--- LESETEXT ---

Daughters of Revolution

aus Wikipedia, der freien Enzyklopädie
Zur Navigation springen Zur Suche springen
Daughters of Revolution (Grant Wood)
Daughters of Revolution
Grant Wood, 1932
Öl auf Hartfaserplatte
58,8 × 101,4 cm
Cincinnati Art Museum
Vorlage:Infobox Gemälde/Wartung/Museum

Daughters of Revolution ist der Titel eines Gruppenbildes von Grant Wood aus dem Jahr 1932. Im Stil der Neuen Sachlichkeit, den er 1928 kennengelernt hatte, und des Amerikanischen Realismus, den er daraufhin mitentwickelte, ironisiert es eine Gruppe von Vertreterinnen der Daughters of the American Revolution aus Cedar Rapids, Iowa.

Beschreibung und Bedeutung

[Bearbeiten | Quelltext bearbeiten]

In geringer Tiefenperspektive konfrontiert das Bild den Betrachter mit den fiktiven Gestalten dreier Frauen der Daughters of the American Revolution, eines patriotischen Frauenvereins der Vereinigten Staaten. In ihren adretten Kostümen und mit ihren peniblen Frisuren reflektieren sie einen konservativen Stil der bürgerlichen Damenmode im Mittleren Westen um 1930. Die drei Damen sind fortgeschrittenen Alters, vielleicht um die Siebzig, und fixieren den Betrachter mit schmallippigen Gesichtsausdrücken. Die Augen der linken Frau haben sich schon fast zu Schlitzen verengt und werfen einen kritischen, vielleicht feindseligen Blick auf ihn. Intensiv musternd, nicht gerade sympathisch, blicken ihn auch die Augen der rechten Dame an. Sie werden durch eine runde Nickelbrille, die sie über einer Hakennase gegen Übersichtigkeit trägt, etwas vergrößert und verleihen ihr etwas Eulenhaftes. Anatomisch auffallend und gerade für ältere Damen ungewöhnlich sind die kräftigen, muskulösen Hälse der beiden. Bei der Rechten kontrastiert dies mit der filigran geklöppelten Spitze ihres Kostümkragens. Die Hintere hält den Henkel einer chinesischen Teetasse in spitz zulaufenden, langgliedrigen Fingern einer kleinen Hand, die zu ihrem großen, langgestreckten Gesicht in einem manieristischen Missverhältnis zu stehen scheint. Mit etwas herabgezogenen Mundwinkeln strahlt ihr Gesicht ebenfalls nichts Sympathisches aus. Unterstützt durch die auf Weichzeichnung angelegte Malweise fließen bei ihr die braun-beigen Farbtöne von Haut, Haar und Kleid flau ineinander. Für die Kostüme verwandte der Künstler Kleidungsstücke seiner Mutter. Deutlich wird dies bei der Rechten an dem Spitzenkragen mit Bernsteinschließe, einem Accessoire, das er seiner Mutter aus Europa mitgebracht und das sie an einem ihrer Kostüme befestigt hatte.

--- DATENSÄTZE ---

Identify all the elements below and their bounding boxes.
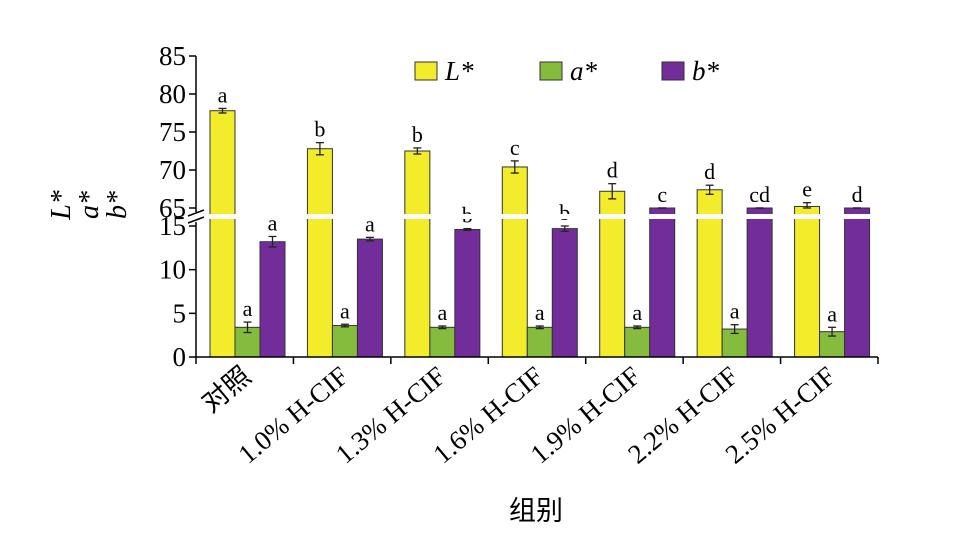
- y-axis-title: b*: [102, 191, 133, 219]
- significance-label: d: [704, 159, 715, 184]
- axis-break-mark: [187, 216, 205, 224]
- significance-label: a: [340, 298, 350, 323]
- bar: [551, 228, 578, 358]
- y-tick-label: 75: [159, 117, 186, 147]
- significance-label: a: [827, 301, 837, 326]
- y-tick-label: 15: [159, 211, 186, 241]
- y-tick-label: 70: [159, 155, 186, 185]
- significance-label: d: [852, 182, 863, 207]
- significance-label: b: [314, 117, 325, 142]
- significance-label: a: [437, 300, 447, 325]
- significance-label: a: [218, 82, 228, 107]
- legend-swatch: [414, 61, 438, 81]
- legend-label: L*: [444, 56, 474, 86]
- legend-label: a*: [570, 56, 598, 86]
- legend-label: b*: [692, 56, 720, 86]
- y-axis-title: a*: [74, 191, 105, 219]
- legend-swatch: [661, 61, 685, 81]
- bar: [306, 148, 333, 358]
- significance-label: a: [632, 300, 642, 325]
- bar: [404, 150, 431, 358]
- significance-label: b: [412, 122, 423, 147]
- bar: [721, 328, 748, 358]
- axis-break-mark: [187, 209, 205, 217]
- bar: [501, 166, 528, 358]
- significance-label: cd: [749, 182, 770, 207]
- bar: [624, 326, 651, 358]
- significance-label: b: [559, 200, 570, 225]
- bar: [356, 238, 383, 358]
- significance-label: c: [510, 135, 520, 160]
- y-axis-title: L*: [46, 190, 77, 221]
- bar: [259, 241, 286, 358]
- x-axis-title: 组别: [509, 496, 563, 526]
- bar: [794, 205, 821, 358]
- bar: [429, 326, 456, 358]
- x-category-label: 对照: [196, 361, 257, 419]
- bar: [331, 325, 358, 358]
- axis-break-gap: [197, 214, 879, 219]
- bar: [209, 110, 236, 358]
- significance-label: c: [657, 182, 667, 207]
- significance-label: d: [607, 158, 618, 183]
- significance-label: a: [730, 299, 740, 324]
- significance-label: a: [268, 210, 278, 235]
- y-tick-label: 10: [159, 255, 186, 285]
- significance-label: e: [802, 177, 812, 202]
- legend-swatch: [539, 61, 563, 81]
- significance-label: a: [535, 300, 545, 325]
- significance-label: a: [243, 296, 253, 321]
- bar: [649, 207, 676, 358]
- significance-label: a: [365, 211, 375, 236]
- y-tick-label: 0: [173, 342, 187, 372]
- bar: [526, 326, 553, 358]
- y-tick-label: 85: [159, 41, 186, 71]
- y-tick-label: 80: [159, 79, 186, 109]
- bar: [844, 207, 871, 358]
- y-tick-label: 65: [159, 193, 186, 223]
- bar: [746, 207, 773, 358]
- y-tick-label: 5: [173, 298, 187, 328]
- bar: [454, 228, 481, 358]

---

*AUFGABENSTELLUNG:* Schreiben Sie den Text über das Gemälde „Daughters of Revolution“ weiter, beginnend nach dem letzten Satz des Textes.

*SCHRIFTLICHE ANTWORT:*
Emanuel Leutze: Washington Crossing the Delaware, 1851, Metropolitan Museum of Art

Die Frauen stehen vor einer braunen Wand mit einer goldgerahmten Reproduktionsgrafik des Gemäldes Washington Crossing the Delaware, einer Ikone amerikanischer Malerei und Geschichtspolitik, die der deutschamerikanische Historienmaler Emanuel Leutze 1850/1851 in Düsseldorf geschaffen hatte. Durch das Bild im Bild spielte der Künstler einerseits auf die patriotischen Zielsetzungen des Frauenvereins, dessen Geschichtsbild und dessen exklusive Rekrutierung aus ausschließlich weiblichen Abkömmlingen von Streitern der Amerikanischen Revolution an, andererseits rekurrierte er damit auf den Ursprung des Werks in der Düsseldorfer Malerschule, einer der Strömungen der europäischen Malerei des 19. Jahrhunderts, in der die amerikanische Malerei historisch verwurzelt ist. Formal paraphrasierte er in der Dreizahl der abgebildeten Frauen das in der bildenden Kunst geläufige Motiv der Drei Grazien, nutzte es aber für Zwecke der Persiflage, indem er drei schrullige Vertreterinnen des weiblichen Geschlechts darstellte, die das Gegenteil dessen verkörpern, was die Drei Grazien symbolisieren.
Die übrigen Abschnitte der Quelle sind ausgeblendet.